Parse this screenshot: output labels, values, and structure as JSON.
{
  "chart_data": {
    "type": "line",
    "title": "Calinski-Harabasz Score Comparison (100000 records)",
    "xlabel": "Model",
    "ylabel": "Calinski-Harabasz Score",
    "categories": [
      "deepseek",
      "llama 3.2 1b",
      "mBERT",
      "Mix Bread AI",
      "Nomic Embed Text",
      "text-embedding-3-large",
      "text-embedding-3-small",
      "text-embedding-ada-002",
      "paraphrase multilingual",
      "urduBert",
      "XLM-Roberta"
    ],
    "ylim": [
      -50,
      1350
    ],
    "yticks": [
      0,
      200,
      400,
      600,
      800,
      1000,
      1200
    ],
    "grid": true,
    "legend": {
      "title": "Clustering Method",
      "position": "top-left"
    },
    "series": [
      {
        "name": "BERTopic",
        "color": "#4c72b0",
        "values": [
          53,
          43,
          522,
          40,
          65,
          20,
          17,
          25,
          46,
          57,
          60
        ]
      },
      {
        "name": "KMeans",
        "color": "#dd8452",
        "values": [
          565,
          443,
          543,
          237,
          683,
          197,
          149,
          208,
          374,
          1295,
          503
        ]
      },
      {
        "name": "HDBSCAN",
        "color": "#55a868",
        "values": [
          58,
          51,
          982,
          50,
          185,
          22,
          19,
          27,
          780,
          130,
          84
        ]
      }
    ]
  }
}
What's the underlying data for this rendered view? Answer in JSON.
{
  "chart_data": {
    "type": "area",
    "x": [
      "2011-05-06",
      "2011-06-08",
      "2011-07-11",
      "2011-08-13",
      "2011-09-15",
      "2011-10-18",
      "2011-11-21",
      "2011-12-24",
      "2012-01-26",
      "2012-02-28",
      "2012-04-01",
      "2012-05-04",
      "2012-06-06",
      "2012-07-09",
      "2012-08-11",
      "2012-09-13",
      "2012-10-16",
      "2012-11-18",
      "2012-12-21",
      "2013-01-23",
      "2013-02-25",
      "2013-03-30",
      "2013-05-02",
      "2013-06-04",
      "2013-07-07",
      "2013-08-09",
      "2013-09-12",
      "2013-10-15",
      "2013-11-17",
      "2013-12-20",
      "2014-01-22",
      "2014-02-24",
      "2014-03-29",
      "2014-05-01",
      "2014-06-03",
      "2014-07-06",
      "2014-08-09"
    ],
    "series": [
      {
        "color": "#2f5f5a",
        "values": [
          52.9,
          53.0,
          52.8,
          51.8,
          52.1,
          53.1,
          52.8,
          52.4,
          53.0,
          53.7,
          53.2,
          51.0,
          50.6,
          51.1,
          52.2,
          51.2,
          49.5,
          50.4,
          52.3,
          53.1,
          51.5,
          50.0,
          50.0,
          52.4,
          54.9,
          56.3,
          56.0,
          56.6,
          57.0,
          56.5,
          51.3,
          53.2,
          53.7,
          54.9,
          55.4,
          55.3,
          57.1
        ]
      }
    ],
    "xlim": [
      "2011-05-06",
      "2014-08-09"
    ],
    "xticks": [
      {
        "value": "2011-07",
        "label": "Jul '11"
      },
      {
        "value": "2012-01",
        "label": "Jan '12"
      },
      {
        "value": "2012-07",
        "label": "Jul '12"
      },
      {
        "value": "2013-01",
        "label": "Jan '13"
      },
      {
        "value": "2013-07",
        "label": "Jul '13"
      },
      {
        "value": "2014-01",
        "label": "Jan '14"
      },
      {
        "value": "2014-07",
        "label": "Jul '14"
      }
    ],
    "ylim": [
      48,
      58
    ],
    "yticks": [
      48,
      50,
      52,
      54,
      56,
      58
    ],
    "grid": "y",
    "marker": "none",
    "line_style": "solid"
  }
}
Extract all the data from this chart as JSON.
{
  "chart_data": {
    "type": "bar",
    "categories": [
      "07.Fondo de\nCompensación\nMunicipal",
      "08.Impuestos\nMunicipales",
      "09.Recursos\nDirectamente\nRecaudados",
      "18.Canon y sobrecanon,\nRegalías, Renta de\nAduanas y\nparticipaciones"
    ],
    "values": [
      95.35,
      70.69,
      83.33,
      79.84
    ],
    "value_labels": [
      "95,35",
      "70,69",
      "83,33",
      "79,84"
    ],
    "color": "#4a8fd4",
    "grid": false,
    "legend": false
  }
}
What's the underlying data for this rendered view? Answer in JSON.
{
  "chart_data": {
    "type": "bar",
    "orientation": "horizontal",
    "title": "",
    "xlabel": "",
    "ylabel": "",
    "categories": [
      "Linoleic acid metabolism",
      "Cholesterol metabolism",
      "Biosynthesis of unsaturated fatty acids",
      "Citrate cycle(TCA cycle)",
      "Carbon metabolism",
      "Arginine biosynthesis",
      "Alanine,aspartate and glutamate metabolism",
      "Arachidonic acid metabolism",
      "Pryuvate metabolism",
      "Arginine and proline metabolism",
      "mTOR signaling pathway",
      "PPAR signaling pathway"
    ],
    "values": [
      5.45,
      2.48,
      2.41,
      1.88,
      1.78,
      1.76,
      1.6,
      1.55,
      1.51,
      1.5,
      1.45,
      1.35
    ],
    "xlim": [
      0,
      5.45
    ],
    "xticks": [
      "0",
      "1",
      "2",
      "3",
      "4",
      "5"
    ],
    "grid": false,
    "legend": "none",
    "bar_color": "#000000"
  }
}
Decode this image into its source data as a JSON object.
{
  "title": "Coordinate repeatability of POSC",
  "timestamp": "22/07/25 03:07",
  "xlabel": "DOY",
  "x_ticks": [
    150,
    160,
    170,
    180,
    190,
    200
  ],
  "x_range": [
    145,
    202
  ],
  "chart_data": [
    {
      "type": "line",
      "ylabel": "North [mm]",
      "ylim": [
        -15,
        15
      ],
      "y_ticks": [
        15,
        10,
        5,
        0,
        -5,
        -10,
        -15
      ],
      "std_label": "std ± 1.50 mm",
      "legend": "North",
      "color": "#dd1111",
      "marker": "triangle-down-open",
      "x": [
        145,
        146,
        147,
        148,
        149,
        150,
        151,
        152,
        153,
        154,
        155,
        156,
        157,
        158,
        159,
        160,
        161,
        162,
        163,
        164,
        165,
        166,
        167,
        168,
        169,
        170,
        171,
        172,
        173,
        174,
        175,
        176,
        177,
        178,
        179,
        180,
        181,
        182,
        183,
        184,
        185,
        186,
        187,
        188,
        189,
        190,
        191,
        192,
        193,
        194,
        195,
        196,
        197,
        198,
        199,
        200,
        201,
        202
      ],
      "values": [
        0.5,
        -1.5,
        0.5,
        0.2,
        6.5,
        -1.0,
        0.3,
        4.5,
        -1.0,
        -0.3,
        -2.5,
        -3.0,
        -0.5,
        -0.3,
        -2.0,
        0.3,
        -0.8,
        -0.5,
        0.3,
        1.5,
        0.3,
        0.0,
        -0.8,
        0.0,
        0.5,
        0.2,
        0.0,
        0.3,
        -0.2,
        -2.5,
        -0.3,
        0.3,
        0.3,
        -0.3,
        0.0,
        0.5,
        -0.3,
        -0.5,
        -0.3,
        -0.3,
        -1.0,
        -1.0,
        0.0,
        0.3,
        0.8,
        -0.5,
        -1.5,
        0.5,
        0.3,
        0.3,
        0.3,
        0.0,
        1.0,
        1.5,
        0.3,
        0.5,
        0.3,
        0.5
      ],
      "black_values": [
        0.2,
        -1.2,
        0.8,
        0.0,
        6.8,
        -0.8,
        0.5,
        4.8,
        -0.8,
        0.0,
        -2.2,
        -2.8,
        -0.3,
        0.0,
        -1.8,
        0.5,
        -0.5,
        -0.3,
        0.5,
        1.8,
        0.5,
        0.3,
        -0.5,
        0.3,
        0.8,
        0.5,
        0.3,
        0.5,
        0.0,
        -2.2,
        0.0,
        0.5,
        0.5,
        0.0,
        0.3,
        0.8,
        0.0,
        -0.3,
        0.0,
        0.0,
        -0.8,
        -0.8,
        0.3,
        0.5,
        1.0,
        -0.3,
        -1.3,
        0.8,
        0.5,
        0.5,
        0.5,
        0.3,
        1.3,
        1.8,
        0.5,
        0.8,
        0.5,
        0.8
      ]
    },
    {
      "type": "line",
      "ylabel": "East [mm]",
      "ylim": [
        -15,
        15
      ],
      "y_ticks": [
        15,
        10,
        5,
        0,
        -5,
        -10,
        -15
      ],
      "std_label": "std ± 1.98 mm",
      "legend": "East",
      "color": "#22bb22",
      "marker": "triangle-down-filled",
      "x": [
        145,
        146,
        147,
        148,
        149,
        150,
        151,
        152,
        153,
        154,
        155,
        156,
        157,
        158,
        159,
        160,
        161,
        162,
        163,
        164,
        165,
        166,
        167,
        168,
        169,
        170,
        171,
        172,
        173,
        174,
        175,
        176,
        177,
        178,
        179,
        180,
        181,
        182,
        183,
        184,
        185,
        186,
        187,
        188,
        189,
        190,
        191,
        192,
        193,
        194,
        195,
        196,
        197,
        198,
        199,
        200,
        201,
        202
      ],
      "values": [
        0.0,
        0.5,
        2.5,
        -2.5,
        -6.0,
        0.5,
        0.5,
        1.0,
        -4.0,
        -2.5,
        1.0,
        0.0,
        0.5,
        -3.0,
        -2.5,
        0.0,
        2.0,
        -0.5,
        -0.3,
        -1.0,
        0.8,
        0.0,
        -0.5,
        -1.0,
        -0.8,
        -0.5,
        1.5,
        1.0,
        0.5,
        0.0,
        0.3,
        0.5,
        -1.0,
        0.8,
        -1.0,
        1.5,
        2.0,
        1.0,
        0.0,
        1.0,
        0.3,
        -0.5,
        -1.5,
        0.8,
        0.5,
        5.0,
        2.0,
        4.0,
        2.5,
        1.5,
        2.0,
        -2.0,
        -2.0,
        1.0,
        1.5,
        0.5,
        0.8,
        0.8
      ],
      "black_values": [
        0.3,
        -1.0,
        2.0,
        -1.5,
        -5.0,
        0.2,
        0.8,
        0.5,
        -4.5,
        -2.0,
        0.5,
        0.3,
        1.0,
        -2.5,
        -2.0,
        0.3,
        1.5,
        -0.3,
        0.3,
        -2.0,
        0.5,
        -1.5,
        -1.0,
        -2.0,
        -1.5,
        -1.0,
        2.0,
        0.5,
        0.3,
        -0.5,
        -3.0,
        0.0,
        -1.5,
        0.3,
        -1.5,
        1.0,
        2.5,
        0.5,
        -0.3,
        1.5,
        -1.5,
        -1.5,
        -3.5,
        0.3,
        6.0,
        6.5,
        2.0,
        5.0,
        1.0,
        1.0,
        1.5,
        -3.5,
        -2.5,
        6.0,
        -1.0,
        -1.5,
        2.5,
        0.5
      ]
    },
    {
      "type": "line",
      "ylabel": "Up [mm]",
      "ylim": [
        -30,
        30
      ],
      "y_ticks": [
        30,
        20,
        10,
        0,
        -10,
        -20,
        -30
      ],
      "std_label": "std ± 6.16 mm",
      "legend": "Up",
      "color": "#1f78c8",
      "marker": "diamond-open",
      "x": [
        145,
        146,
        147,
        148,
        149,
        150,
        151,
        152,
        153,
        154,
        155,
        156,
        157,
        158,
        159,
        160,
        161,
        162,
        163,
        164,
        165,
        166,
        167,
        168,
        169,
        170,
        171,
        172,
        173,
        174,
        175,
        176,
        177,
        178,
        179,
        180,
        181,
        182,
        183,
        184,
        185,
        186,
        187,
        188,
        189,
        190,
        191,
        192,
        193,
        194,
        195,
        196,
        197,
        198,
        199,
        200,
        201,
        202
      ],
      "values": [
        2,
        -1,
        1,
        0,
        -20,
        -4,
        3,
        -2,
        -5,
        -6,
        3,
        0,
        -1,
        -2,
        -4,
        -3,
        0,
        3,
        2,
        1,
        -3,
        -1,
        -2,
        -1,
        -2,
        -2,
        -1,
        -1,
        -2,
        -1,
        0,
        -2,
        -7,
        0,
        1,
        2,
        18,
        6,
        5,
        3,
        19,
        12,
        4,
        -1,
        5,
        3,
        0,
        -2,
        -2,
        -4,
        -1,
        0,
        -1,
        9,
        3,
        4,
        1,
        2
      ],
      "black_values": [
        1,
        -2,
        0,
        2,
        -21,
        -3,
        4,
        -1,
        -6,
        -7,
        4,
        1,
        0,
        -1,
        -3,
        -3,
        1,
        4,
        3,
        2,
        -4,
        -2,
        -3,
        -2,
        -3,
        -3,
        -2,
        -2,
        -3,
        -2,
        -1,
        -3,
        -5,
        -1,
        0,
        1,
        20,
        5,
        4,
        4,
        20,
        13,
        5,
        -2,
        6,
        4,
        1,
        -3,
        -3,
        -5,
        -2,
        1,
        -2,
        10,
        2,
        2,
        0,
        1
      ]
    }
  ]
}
──────────
WHAT TO PRODUCE: Copy all the lines above that hold the string "open".

FULL OUTPUT:
      "marker": "triangle-down-open",
      "marker": "diamond-open",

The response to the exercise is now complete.